Provided records:

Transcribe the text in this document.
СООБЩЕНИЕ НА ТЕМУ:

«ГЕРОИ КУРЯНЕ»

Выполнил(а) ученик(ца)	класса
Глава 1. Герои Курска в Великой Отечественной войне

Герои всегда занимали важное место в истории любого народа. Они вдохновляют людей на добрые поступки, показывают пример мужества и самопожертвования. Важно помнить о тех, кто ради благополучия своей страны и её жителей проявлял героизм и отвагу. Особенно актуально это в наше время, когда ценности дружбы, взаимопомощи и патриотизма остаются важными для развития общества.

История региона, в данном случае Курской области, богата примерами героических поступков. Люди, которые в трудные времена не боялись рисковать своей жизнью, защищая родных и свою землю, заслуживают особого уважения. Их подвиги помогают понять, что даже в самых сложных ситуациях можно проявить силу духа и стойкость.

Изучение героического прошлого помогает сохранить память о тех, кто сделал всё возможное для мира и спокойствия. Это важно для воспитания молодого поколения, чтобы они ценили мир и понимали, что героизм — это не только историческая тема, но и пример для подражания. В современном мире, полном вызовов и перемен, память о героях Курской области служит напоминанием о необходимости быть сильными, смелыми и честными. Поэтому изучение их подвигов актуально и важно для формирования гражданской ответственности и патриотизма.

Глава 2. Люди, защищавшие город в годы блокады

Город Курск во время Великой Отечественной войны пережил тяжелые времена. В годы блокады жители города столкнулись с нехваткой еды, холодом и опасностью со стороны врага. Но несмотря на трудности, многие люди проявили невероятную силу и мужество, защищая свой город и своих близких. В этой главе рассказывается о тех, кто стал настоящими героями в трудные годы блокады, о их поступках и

Problem to work on:
Retype all of the entries precisely as they are.

Task solution:
Transcribe the text in this document.
СООБЩЕНИЕ НА ТЕМУ:

«ГЕРОИ КУРЯНЕ»

Выполнил(а) ученик(ца)	класса
Глава 1. Герои Курска в Великой Отечественной войне

Герои всегда занимали важное место в истории любого народа. Они вдохновляют людей на добрые поступки, показывают пример мужества и самопожертвования. Важно помнить о тех, кто ради благополучия своей страны и её жителей проявлял героизм и отвагу. Особенно актуально это в наше время, когда ценности дружбы, взаимопомощи и патриотизма остаются важными для развития общества.

История региона, в данном случае Курской области, богата примерами героических поступков. Люди, которые в трудные времена не боялись рисковать своей жизнью, защищая родных и свою землю, заслуживают особого уважения. Их подвиги помогают понять, что даже в самых сложных ситуациях можно проявить силу духа и стойкость.

Изучение героического прошлого помогает сохранить память о тех, кто сделал всё возможное для мира и спокойствия. Это важно для воспитания молодого поколения, чтобы они ценили мир и понимали, что героизм — это не только историческая тема, но и пример для подражания. В современном мире, полном вызовов и перемен, память о героях Курской области служит напоминанием о необходимости быть сильными, смелыми и честными. Поэтому изучение их подвигов актуально и важно для формирования гражданской ответственности и патриотизма.

Глава 2. Люди, защищавшие город в годы блокады

Город Курск во время Великой Отечественной войны пережил тяжелые времена. В годы блокады жители города столкнулись с нехваткой еды, холодом и опасностью со стороны врага. Но несмотря на трудности, многие люди проявили невероятную силу и мужество, защищая свой город и своих близких. В этой главе рассказывается о тех, кто стал настоящими героями в трудные годы блокады, о их поступках и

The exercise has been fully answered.